#### YOUR OBJECTIVE
Could you return the whole listing, character for character?
+++ INFORMATION
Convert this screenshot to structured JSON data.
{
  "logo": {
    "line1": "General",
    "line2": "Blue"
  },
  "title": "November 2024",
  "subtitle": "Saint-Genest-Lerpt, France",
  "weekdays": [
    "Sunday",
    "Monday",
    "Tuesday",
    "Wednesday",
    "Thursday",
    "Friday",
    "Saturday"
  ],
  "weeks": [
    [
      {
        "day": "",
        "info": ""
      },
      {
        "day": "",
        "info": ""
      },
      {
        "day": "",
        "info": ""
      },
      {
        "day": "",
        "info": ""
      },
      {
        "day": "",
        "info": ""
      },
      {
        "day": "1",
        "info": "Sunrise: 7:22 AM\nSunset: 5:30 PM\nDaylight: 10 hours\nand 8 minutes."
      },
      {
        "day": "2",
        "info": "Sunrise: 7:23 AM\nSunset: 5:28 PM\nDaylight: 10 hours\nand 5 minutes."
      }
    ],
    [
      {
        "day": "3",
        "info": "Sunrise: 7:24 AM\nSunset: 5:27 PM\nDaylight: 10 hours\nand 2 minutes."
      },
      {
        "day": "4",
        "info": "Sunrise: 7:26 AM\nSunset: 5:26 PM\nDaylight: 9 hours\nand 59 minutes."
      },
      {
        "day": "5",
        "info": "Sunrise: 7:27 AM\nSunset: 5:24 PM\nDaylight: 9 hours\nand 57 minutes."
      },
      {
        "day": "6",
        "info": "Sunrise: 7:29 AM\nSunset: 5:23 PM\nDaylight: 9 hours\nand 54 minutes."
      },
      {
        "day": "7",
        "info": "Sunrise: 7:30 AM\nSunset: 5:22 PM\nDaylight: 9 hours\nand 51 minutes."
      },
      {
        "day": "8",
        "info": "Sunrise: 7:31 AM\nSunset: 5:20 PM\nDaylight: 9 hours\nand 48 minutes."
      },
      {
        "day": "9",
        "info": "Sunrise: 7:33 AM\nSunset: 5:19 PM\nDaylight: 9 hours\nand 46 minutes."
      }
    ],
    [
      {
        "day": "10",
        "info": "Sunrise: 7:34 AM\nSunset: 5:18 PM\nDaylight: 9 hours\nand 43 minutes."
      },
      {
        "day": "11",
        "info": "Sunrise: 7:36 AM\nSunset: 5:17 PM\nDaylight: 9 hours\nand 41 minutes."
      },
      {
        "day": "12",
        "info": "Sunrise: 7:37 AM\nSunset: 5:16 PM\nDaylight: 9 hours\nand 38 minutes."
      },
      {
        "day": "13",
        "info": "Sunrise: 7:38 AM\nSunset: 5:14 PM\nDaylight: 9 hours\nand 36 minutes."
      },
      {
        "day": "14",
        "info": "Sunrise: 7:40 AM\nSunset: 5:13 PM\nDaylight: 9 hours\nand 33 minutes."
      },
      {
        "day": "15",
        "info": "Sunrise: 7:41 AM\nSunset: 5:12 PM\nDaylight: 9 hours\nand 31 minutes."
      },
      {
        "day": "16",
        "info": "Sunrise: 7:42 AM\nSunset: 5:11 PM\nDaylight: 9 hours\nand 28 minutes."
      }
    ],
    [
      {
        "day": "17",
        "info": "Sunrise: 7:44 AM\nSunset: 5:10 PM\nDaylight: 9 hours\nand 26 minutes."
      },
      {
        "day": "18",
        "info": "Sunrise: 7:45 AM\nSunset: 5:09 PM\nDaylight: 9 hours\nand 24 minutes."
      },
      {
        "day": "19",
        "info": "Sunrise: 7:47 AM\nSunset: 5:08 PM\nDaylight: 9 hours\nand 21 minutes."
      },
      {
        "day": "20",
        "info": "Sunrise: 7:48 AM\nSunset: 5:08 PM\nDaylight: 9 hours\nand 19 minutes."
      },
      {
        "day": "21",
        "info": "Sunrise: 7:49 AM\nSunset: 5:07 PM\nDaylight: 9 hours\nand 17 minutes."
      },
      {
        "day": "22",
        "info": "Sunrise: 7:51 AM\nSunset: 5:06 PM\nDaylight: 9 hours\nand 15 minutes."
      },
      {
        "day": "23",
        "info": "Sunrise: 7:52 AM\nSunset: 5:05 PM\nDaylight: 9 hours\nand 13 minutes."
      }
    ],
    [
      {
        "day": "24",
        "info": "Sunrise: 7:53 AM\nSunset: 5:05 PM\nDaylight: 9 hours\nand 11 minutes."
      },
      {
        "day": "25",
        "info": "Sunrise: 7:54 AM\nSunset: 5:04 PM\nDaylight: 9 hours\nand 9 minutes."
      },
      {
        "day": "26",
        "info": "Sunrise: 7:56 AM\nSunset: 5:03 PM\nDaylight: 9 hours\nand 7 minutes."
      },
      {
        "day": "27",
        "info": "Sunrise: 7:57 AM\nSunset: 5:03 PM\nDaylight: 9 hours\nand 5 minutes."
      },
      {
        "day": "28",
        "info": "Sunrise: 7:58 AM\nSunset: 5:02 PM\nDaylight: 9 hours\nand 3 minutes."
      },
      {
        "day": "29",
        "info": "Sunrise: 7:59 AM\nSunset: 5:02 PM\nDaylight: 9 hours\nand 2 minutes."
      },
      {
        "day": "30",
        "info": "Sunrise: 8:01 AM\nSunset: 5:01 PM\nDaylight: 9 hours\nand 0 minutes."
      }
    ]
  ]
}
++++++
#### TASK OUTPUT
Convert this screenshot to structured JSON data.
{
  "logo": {
    "line1": "General",
    "line2": "Blue"
  },
  "title": "November 2024",
  "subtitle": "Saint-Genest-Lerpt, France",
  "weekdays": [
    "Sunday",
    "Monday",
    "Tuesday",
    "Wednesday",
    "Thursday",
    "Friday",
    "Saturday"
  ],
  "weeks": [
    [
      {
        "day": "",
        "info": ""
      },
      {
        "day": "",
        "info": ""
      },
      {
        "day": "",
        "info": ""
      },
      {
        "day": "",
        "info": ""
      },
      {
        "day": "",
        "info": ""
      },
      {
        "day": "1",
        "info": "Sunrise: 7:22 AM\nSunset: 5:30 PM\nDaylight: 10 hours\nand 8 minutes."
      },
      {
        "day": "2",
        "info": "Sunrise: 7:23 AM\nSunset: 5:28 PM\nDaylight: 10 hours\nand 5 minutes."
      }
    ],
    [
      {
        "day": "3",
        "info": "Sunrise: 7:24 AM\nSunset: 5:27 PM\nDaylight: 10 hours\nand 2 minutes."
      },
      {
        "day": "4",
        "info": "Sunrise: 7:26 AM\nSunset: 5:26 PM\nDaylight: 9 hours\nand 59 minutes."
      },
      {
        "day": "5",
        "info": "Sunrise: 7:27 AM\nSunset: 5:24 PM\nDaylight: 9 hours\nand 57 minutes."
      },
      {
        "day": "6",
        "info": "Sunrise: 7:29 AM\nSunset: 5:23 PM\nDaylight: 9 hours\nand 54 minutes."
      },
      {
        "day": "7",
        "info": "Sunrise: 7:30 AM\nSunset: 5:22 PM\nDaylight: 9 hours\nand 51 minutes."
      },
      {
        "day": "8",
        "info": "Sunrise: 7:31 AM\nSunset: 5:20 PM\nDaylight: 9 hours\nand 48 minutes."
      },
      {
        "day": "9",
        "info": "Sunrise: 7:33 AM\nSunset: 5:19 PM\nDaylight: 9 hours\nand 46 minutes."
      }
    ],
    [
      {
        "day": "10",
        "info": "Sunrise: 7:34 AM\nSunset: 5:18 PM\nDaylight: 9 hours\nand 43 minutes."
      },
      {
        "day": "11",
        "info": "Sunrise: 7:36 AM\nSunset: 5:17 PM\nDaylight: 9 hours\nand 41 minutes."
      },
      {
        "day": "12",
        "info": "Sunrise: 7:37 AM\nSunset: 5:16 PM\nDaylight: 9 hours\nand 38 minutes."
      },
      {
        "day": "13",
        "info": "Sunrise: 7:38 AM\nSunset: 5:14 PM\nDaylight: 9 hours\nand 36 minutes."
      },
      {
        "day": "14",
        "info": "Sunrise: 7:40 AM\nSunset: 5:13 PM\nDaylight: 9 hours\nand 33 minutes."
      },
      {
        "day": "15",
        "info": "Sunrise: 7:41 AM\nSunset: 5:12 PM\nDaylight: 9 hours\nand 31 minutes."
      },
      {
        "day": "16",
        "info": "Sunrise: 7:42 AM\nSunset: 5:11 PM\nDaylight: 9 hours\nand 28 minutes."
      }
    ],
    [
      {
        "day": "17",
        "info": "Sunrise: 7:44 AM\nSunset: 5:10 PM\nDaylight: 9 hours\nand 26 minutes."
      },
      {
        "day": "18",
        "info": "Sunrise: 7:45 AM\nSunset: 5:09 PM\nDaylight: 9 hours\nand 24 minutes."
      },
      {
        "day": "19",
        "info": "Sunrise: 7:47 AM\nSunset: 5:08 PM\nDaylight: 9 hours\nand 21 minutes."
      },
      {
        "day": "20",
        "info": "Sunrise: 7:48 AM\nSunset: 5:08 PM\nDaylight: 9 hours\nand 19 minutes."
      },
      {
        "day": "21",
        "info": "Sunrise: 7:49 AM\nSunset: 5:07 PM\nDaylight: 9 hours\nand 17 minutes."
      },
      {
        "day": "22",
        "info": "Sunrise: 7:51 AM\nSunset: 5:06 PM\nDaylight: 9 hours\nand 15 minutes."
      },
      {
        "day": "23",
        "info": "Sunrise: 7:52 AM\nSunset: 5:05 PM\nDaylight: 9 hours\nand 13 minutes."
      }
    ],
    [
      {
        "day": "24",
        "info": "Sunrise: 7:53 AM\nSunset: 5:05 PM\nDaylight: 9 hours\nand 11 minutes."
      },
      {
        "day": "25",
        "info": "Sunrise: 7:54 AM\nSunset: 5:04 PM\nDaylight: 9 hours\nand 9 minutes."
      },
      {
        "day": "26",
        "info": "Sunrise: 7:56 AM\nSunset: 5:03 PM\nDaylight: 9 hours\nand 7 minutes."
      },
      {
        "day": "27",
        "info": "Sunrise: 7:57 AM\nSunset: 5:03 PM\nDaylight: 9 hours\nand 5 minutes."
      },
      {
        "day": "28",
        "info": "Sunrise: 7:58 AM\nSunset: 5:02 PM\nDaylight: 9 hours\nand 3 minutes."
      },
      {
        "day": "29",
        "info": "Sunrise: 7:59 AM\nSunset: 5:02 PM\nDaylight: 9 hours\nand 2 minutes."
      },
      {
        "day": "30",
        "info": "Sunrise: 8:01 AM\nSunset: 5:01 PM\nDaylight: 9 hours\nand 0 minutes."
      }
    ]
  ]
}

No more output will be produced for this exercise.